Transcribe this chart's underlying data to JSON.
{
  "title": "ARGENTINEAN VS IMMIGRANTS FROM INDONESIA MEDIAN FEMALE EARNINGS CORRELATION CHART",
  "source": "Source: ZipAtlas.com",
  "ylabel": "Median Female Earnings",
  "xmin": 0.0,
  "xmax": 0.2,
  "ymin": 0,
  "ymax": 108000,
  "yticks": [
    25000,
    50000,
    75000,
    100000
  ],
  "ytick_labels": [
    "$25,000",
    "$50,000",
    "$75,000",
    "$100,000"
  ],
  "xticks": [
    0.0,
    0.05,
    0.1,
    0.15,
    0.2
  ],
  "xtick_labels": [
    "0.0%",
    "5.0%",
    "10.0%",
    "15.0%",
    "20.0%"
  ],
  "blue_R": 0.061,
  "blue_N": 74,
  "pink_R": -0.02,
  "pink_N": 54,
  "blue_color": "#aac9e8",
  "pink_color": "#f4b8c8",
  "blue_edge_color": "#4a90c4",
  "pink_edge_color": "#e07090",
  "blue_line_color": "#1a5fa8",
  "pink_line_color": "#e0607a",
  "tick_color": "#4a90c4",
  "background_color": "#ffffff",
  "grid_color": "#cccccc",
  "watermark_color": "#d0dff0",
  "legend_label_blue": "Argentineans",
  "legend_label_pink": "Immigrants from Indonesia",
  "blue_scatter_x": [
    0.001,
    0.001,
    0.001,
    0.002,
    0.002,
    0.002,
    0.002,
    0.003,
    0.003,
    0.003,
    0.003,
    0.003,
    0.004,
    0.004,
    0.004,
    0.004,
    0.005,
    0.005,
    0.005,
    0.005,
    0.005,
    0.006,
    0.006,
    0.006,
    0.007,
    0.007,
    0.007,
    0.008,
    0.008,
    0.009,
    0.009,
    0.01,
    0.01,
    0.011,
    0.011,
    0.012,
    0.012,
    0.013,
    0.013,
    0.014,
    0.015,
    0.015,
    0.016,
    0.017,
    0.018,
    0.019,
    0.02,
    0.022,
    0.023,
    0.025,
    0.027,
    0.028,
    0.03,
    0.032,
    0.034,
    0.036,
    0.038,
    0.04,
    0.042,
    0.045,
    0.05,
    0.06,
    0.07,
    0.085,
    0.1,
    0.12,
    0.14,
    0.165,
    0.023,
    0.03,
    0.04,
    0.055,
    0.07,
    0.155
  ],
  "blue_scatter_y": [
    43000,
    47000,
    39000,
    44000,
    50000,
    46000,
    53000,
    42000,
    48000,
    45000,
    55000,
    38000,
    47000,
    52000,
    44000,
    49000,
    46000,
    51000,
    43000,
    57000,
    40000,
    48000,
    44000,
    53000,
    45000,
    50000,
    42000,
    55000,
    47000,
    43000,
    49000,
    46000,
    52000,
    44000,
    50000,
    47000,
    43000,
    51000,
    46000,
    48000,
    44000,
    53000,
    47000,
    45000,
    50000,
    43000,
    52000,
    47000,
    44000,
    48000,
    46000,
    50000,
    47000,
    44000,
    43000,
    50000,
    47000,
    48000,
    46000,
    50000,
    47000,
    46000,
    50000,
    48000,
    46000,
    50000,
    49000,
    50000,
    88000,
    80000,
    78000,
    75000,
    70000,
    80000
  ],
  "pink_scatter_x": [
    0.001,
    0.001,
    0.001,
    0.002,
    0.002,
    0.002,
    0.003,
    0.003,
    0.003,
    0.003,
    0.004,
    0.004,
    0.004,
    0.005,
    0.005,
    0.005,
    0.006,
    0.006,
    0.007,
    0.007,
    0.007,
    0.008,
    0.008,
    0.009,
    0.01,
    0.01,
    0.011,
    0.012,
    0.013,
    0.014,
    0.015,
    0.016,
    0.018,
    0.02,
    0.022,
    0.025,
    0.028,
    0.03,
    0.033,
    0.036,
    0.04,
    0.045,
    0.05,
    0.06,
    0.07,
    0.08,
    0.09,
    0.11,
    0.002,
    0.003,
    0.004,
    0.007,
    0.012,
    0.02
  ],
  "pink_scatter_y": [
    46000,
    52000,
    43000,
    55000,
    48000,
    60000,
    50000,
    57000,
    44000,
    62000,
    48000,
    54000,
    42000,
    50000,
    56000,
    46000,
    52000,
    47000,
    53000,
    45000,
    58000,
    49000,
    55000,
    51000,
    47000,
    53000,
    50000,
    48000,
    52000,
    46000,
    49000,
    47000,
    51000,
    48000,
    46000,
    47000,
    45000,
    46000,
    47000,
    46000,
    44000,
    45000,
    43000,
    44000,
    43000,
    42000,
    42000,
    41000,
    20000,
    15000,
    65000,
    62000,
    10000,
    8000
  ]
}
————————
### Description of the task
Exactly reproduce the material above.

### Task output
Transcribe this chart's underlying data to JSON.
{
  "title": "ARGENTINEAN VS IMMIGRANTS FROM INDONESIA MEDIAN FEMALE EARNINGS CORRELATION CHART",
  "source": "Source: ZipAtlas.com",
  "ylabel": "Median Female Earnings",
  "xmin": 0.0,
  "xmax": 0.2,
  "ymin": 0,
  "ymax": 108000,
  "yticks": [
    25000,
    50000,
    75000,
    100000
  ],
  "ytick_labels": [
    "$25,000",
    "$50,000",
    "$75,000",
    "$100,000"
  ],
  "xticks": [
    0.0,
    0.05,
    0.1,
    0.15,
    0.2
  ],
  "xtick_labels": [
    "0.0%",
    "5.0%",
    "10.0%",
    "15.0%",
    "20.0%"
  ],
  "blue_R": 0.061,
  "blue_N": 74,
  "pink_R": -0.02,
  "pink_N": 54,
  "blue_color": "#aac9e8",
  "pink_color": "#f4b8c8",
  "blue_edge_color": "#4a90c4",
  "pink_edge_color": "#e07090",
  "blue_line_color": "#1a5fa8",
  "pink_line_color": "#e0607a",
  "tick_color": "#4a90c4",
  "background_color": "#ffffff",
  "grid_color": "#cccccc",
  "watermark_color": "#d0dff0",
  "legend_label_blue": "Argentineans",
  "legend_label_pink": "Immigrants from Indonesia",
  "blue_scatter_x": [
    0.001,
    0.001,
    0.001,
    0.002,
    0.002,
    0.002,
    0.002,
    0.003,
    0.003,
    0.003,
    0.003,
    0.003,
    0.004,
    0.004,
    0.004,
    0.004,
    0.005,
    0.005,
    0.005,
    0.005,
    0.005,
    0.006,
    0.006,
    0.006,
    0.007,
    0.007,
    0.007,
    0.008,
    0.008,
    0.009,
    0.009,
    0.01,
    0.01,
    0.011,
    0.011,
    0.012,
    0.012,
    0.013,
    0.013,
    0.014,
    0.015,
    0.015,
    0.016,
    0.017,
    0.018,
    0.019,
    0.02,
    0.022,
    0.023,
    0.025,
    0.027,
    0.028,
    0.03,
    0.032,
    0.034,
    0.036,
    0.038,
    0.04,
    0.042,
    0.045,
    0.05,
    0.06,
    0.07,
    0.085,
    0.1,
    0.12,
    0.14,
    0.165,
    0.023,
    0.03,
    0.04,
    0.055,
    0.07,
    0.155
  ],
  "blue_scatter_y": [
    43000,
    47000,
    39000,
    44000,
    50000,
    46000,
    53000,
    42000,
    48000,
    45000,
    55000,
    38000,
    47000,
    52000,
    44000,
    49000,
    46000,
    51000,
    43000,
    57000,
    40000,
    48000,
    44000,
    53000,
    45000,
    50000,
    42000,
    55000,
    47000,
    43000,
    49000,
    46000,
    52000,
    44000,
    50000,
    47000,
    43000,
    51000,
    46000,
    48000,
    44000,
    53000,
    47000,
    45000,
    50000,
    43000,
    52000,
    47000,
    44000,
    48000,
    46000,
    50000,
    47000,
    44000,
    43000,
    50000,
    47000,
    48000,
    46000,
    50000,
    47000,
    46000,
    50000,
    48000,
    46000,
    50000,
    49000,
    50000,
    88000,
    80000,
    78000,
    75000,
    70000,
    80000
  ],
  "pink_scatter_x": [
    0.001,
    0.001,
    0.001,
    0.002,
    0.002,
    0.002,
    0.003,
    0.003,
    0.003,
    0.003,
    0.004,
    0.004,
    0.004,
    0.005,
    0.005,
    0.005,
    0.006,
    0.006,
    0.007,
    0.007,
    0.007,
    0.008,
    0.008,
    0.009,
    0.01,
    0.01,
    0.011,
    0.012,
    0.013,
    0.014,
    0.015,
    0.016,
    0.018,
    0.02,
    0.022,
    0.025,
    0.028,
    0.03,
    0.033,
    0.036,
    0.04,
    0.045,
    0.05,
    0.06,
    0.07,
    0.08,
    0.09,
    0.11,
    0.002,
    0.003,
    0.004,
    0.007,
    0.012,
    0.02
  ],
  "pink_scatter_y": [
    46000,
    52000,
    43000,
    55000,
    48000,
    60000,
    50000,
    57000,
    44000,
    62000,
    48000,
    54000,
    42000,
    50000,
    56000,
    46000,
    52000,
    47000,
    53000,
    45000,
    58000,
    49000,
    55000,
    51000,
    47000,
    53000,
    50000,
    48000,
    52000,
    46000,
    49000,
    47000,
    51000,
    48000,
    46000,
    47000,
    45000,
    46000,
    47000,
    46000,
    44000,
    45000,
    43000,
    44000,
    43000,
    42000,
    42000,
    41000,
    20000,
    15000,
    65000,
    62000,
    10000,
    8000
  ]
}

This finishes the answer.